◆ **Exercise**
All of the entries must be reproduced exactly, with no images carried over.

◆ **Extracted material**
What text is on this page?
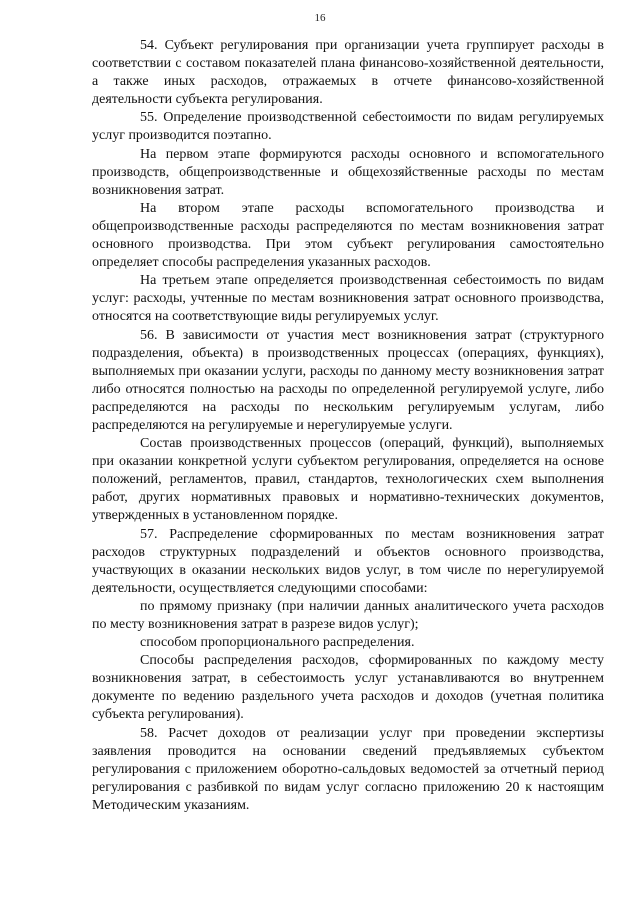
16

54. Субъект регулирования при организации учета группирует расходы в соответствии с составом показателей плана финансово-хозяйственной деятельности, а также иных расходов, отражаемых в отчете финансово-хозяйственной деятельности субъекта регулирования.

55. Определение производственной себестоимости по видам регулируемых услуг производится поэтапно.

На первом этапе формируются расходы основного и вспомогательного производств, общепроизводственные и общехозяйственные расходы по местам возникновения затрат.

На втором этапе расходы вспомогательного производства и общепроизводственные расходы распределяются по местам возникновения затрат основного производства. При этом субъект регулирования самостоятельно определяет способы распределения указанных расходов.

На третьем этапе определяется производственная себестоимость по видам услуг: расходы, учтенные по местам возникновения затрат основного производства, относятся на соответствующие виды регулируемых услуг.

56. В зависимости от участия мест возникновения затрат (структурного подразделения, объекта) в производственных процессах (операциях, функциях), выполняемых при оказании услуги, расходы по данному месту возникновения затрат либо относятся полностью на расходы по определенной регулируемой услуге, либо распределяются на расходы по нескольким регулируемым услугам, либо распределяются на регулируемые и нерегулируемые услуги.

Состав производственных процессов (операций, функций), выполняемых при оказании конкретной услуги субъектом регулирования, определяется на основе положений, регламентов, правил, стандартов, технологических схем выполнения работ, других нормативных правовых и нормативно-технических документов, утвержденных в установленном порядке.

57. Распределение сформированных по местам возникновения затрат расходов структурных подразделений и объектов основного производства, участвующих в оказании нескольких видов услуг, в том числе по нерегулируемой деятельности, осуществляется следующими способами:

по прямому признаку (при наличии данных аналитического учета расходов по месту возникновения затрат в разрезе видов услуг);

способом пропорционального распределения.

Способы распределения расходов, сформированных по каждому месту возникновения затрат, в себестоимость услуг устанавливаются во внутреннем документе по ведению раздельного учета расходов и доходов (учетная политика субъекта регулирования).

58. Расчет доходов от реализации услуг при проведении экспертизы заявления проводится на основании сведений предъявляемых субъектом регулирования с приложением оборотно-сальдовых ведомостей за отчетный период регулирования с разбивкой по видам услуг согласно приложению 20 к настоящим Методическим указаниям.
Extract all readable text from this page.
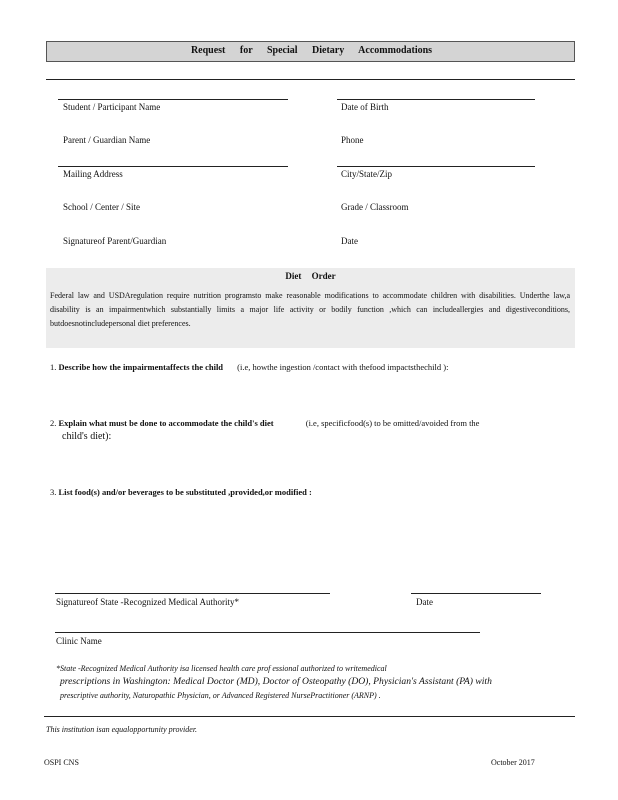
Request for Special Dietary Accommodations
Student / Participant Name	Date of Birth
Parent / Guardian Name	Phone
Mailing Address	City/State/Zip
School / Center / Site	Grade / Classroom
Signatureof Parent/Guardian	Date
Diet Order
Federal law and USDAregulation require nutrition programsto make reasonable modifications to accommodate children with disabilities. Underthe law,a disability is an impairmentwhich substantially limits a major life activity or bodily function ,which can includeallergies and digestiveconditions, butdoesnotincludepersonal diet preferences.
1. Describe how the impairmentaffects the child (i.e, howthe ingestion /contact with thefood impactsthechild ):
2. Explain what must be done to accommodate the child's diet	(i.e, specificfood(s) to be omitted/avoided from the
child's diet):
3. List food(s) and/or beverages to be substituted ,provided,or modified :
Signatureof State -Recognized Medical Authority*	Date
Clinic Name
*State -Recognized Medical Authority isa licensed health care prof essional authorized to writemedical
prescriptions in Washington: Medical Doctor (MD), Doctor of Osteopathy (DO), Physician's Assistant (PA) with
prescriptive authority, Naturopathic Physician, or Advanced Registered NursePractitioner (ARNP) .
This institution isan equalopportunity provider.
OSPI CNS	October 2017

◆ **Final answer**
What text is on this page?
16

54. Субъект регулирования при организации учета группирует расходы в соответствии с составом показателей плана финансово-хозяйственной деятельности, а также иных расходов, отражаемых в отчете финансово-хозяйственной деятельности субъекта регулирования.

55. Определение производственной себестоимости по видам регулируемых услуг производится поэтапно.

На первом этапе формируются расходы основного и вспомогательного производств, общепроизводственные и общехозяйственные расходы по местам возникновения затрат.

На втором этапе расходы вспомогательного производства и общепроизводственные расходы распределяются по местам возникновения затрат основного производства. При этом субъект регулирования самостоятельно определяет способы распределения указанных расходов.

На третьем этапе определяется производственная себестоимость по видам услуг: расходы, учтенные по местам возникновения затрат основного производства, относятся на соответствующие виды регулируемых услуг.

56. В зависимости от участия мест возникновения затрат (структурного подразделения, объекта) в производственных процессах (операциях, функциях), выполняемых при оказании услуги, расходы по данному месту возникновения затрат либо относятся полностью на расходы по определенной регулируемой услуге, либо распределяются на расходы по нескольким регулируемым услугам, либо распределяются на регулируемые и нерегулируемые услуги.

Состав производственных процессов (операций, функций), выполняемых при оказании конкретной услуги субъектом регулирования, определяется на основе положений, регламентов, правил, стандартов, технологических схем выполнения работ, других нормативных правовых и нормативно-технических документов, утвержденных в установленном порядке.

57. Распределение сформированных по местам возникновения затрат расходов структурных подразделений и объектов основного производства, участвующих в оказании нескольких видов услуг, в том числе по нерегулируемой деятельности, осуществляется следующими способами:

по прямому признаку (при наличии данных аналитического учета расходов по месту возникновения затрат в разрезе видов услуг);

способом пропорционального распределения.

Способы распределения расходов, сформированных по каждому месту возникновения затрат, в себестоимость услуг устанавливаются во внутреннем документе по ведению раздельного учета расходов и доходов (учетная политика субъекта регулирования).

58. Расчет доходов от реализации услуг при проведении экспертизы заявления проводится на основании сведений предъявляемых субъектом регулирования с приложением оборотно-сальдовых ведомостей за отчетный период регулирования с разбивкой по видам услуг согласно приложению 20 к настоящим Методическим указаниям.
Extract all readable text from this page.
Request for Special Dietary Accommodations
Student / Participant Name	Date of Birth
Parent / Guardian Name	Phone
Mailing Address	City/State/Zip
School / Center / Site	Grade / Classroom
Signatureof Parent/Guardian	Date
Diet Order
Federal law and USDAregulation require nutrition programsto make reasonable modifications to accommodate children with disabilities. Underthe law,a disability is an impairmentwhich substantially limits a major life activity or bodily function ,which can includeallergies and digestiveconditions, butdoesnotincludepersonal diet preferences.
1. Describe how the impairmentaffects the child (i.e, howthe ingestion /contact with thefood impactsthechild ):
2. Explain what must be done to accommodate the child's diet	(i.e, specificfood(s) to be omitted/avoided from the
child's diet):
3. List food(s) and/or beverages to be substituted ,provided,or modified :
Signatureof State -Recognized Medical Authority*	Date
Clinic Name
*State -Recognized Medical Authority isa licensed health care prof essional authorized to writemedical
prescriptions in Washington: Medical Doctor (MD), Doctor of Osteopathy (DO), Physician's Assistant (PA) with
prescriptive authority, Naturopathic Physician, or Advanced Registered NursePractitioner (ARNP) .
This institution isan equalopportunity provider.
OSPI CNS	October 2017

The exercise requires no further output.